■ WHAT YOU NEED TO DO
1. In the business money glossary, what does the term "Expenses" mean?
2. Copy the passage of the business money glossary word for word, starting at "For example: rent, software, supplies, payroll, or" and ending at "in the business.".

■ PAGE TEXT
+---+

Money that belongs to your business, not to you as a person. Even if you are the only owner, the business money is separate from your personal money.


And the two should never mix. But we'll get to that later.

Revenue

Money your business earns from doing work.

For example: sessions, memberships, classes, or product sales.

Expenses

Money your business spends to keep running.

For example: rent, software, supplies, payroll, or insurance.

Profit

What is left after your business pays its expenses.

Profit is business money earned after the bills are paid.

Owner pay

Money the business gives you as the owner.

This is how you get paid for your work in the business.

 

Profit is what the business is earning.

Owner pay is what you take home.

How Money is Tracked

Bookkeeping

Writing down or entering every time money comes in and goes out of your business.

 

Then, each item is put into a clear, tax-friendly category.

 

Good bookkeeping is how we get numbers that are safe to use on tax returns.

Books

A bit of a misnomer now, but it used to be a literal ledger journal or "books" containing your business figures.

+---+

■ DATA RECORDS
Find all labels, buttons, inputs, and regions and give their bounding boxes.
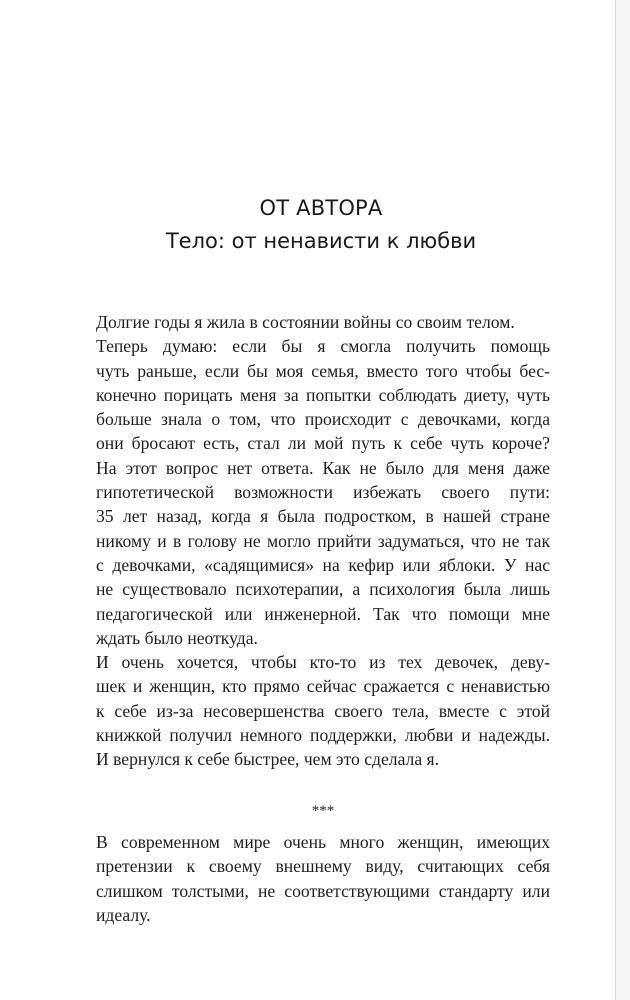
body-section-1: [96, 310, 550, 772]
text-line: книжкой получил немного поддержки, любви и надежды.: [96, 725, 550, 746]
text-line: идеалу.: [96, 904, 151, 925]
text-line: они бросают есть, стал ли мой путь к себе чуть короче?: [96, 433, 550, 454]
text-line: никому и в голову не могло прийти задуматься, что не так: [96, 530, 550, 551]
text-line: ждать было неоткуда.: [96, 627, 258, 648]
text-line: слишком толстыми, не соответствующими стандарту или: [96, 880, 550, 901]
text-line: претензии к своему внешнему виду, считающих себя: [96, 856, 550, 877]
text-line: В современном мире очень много женщин, имеющих: [96, 832, 550, 852]
text-line: с девочками, «садящимися» на кефир или яблоки. У нас: [96, 554, 550, 575]
text-line: конечно порицать меня за попытки соблюдать диету, чуть: [96, 384, 550, 405]
text-line: к себе из-за несовершенства своего тела, вместе с этой: [96, 700, 550, 721]
chapter-title: Тело: от ненависти к любви: [165, 229, 477, 253]
text-line: 35 лет назад, когда я была подростком, в нашей стране: [96, 506, 550, 527]
text-line: И очень хочется, чтобы кто-то из тех девочек, деву-: [96, 652, 550, 673]
text-line: шек и женщин, кто прямо сейчас сражается с ненавистью: [96, 676, 550, 697]
text-line: Теперь думаю: если бы я смогла получить помощь: [96, 336, 550, 357]
body-section-2: [96, 830, 550, 927]
text-line: не существовало психотерапии, а психология была лишь: [96, 579, 550, 600]
section-separator: ***: [311, 803, 335, 819]
text-line: На этот вопрос нет ответа. Как не было для меня даже: [96, 457, 550, 478]
text-line: чуть раньше, если бы моя семья, вместо того чтобы бес-: [96, 360, 550, 381]
text-line: гипотетической возможности избежать своего пути:: [96, 482, 550, 503]
text-line: Долгие годы я жила в состоянии войны со своим телом.: [96, 312, 515, 332]
text-line: больше знала о том, что происходит с девочками, когда: [96, 409, 550, 430]
page-edge-margin: [616, 0, 630, 1000]
text-line: педагогической или инженерной. Так что помощи мне: [96, 603, 550, 624]
text-line: И вернулся к себе быстрее, чем это сделала я.: [96, 749, 440, 770]
chapter-label: ОТ АВТОРА: [259, 196, 383, 220]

+---+

■ OUTPUTS BY TASK
1. Money your business spends to keep running.

2.
For example: rent, software, supplies, payroll, or insurance.

Profit

What is left after your business pays its expenses.

Profit is business money earned after the bills are paid.

Owner pay

Money the business gives you as the owner.

This is how you get paid for your work in the business.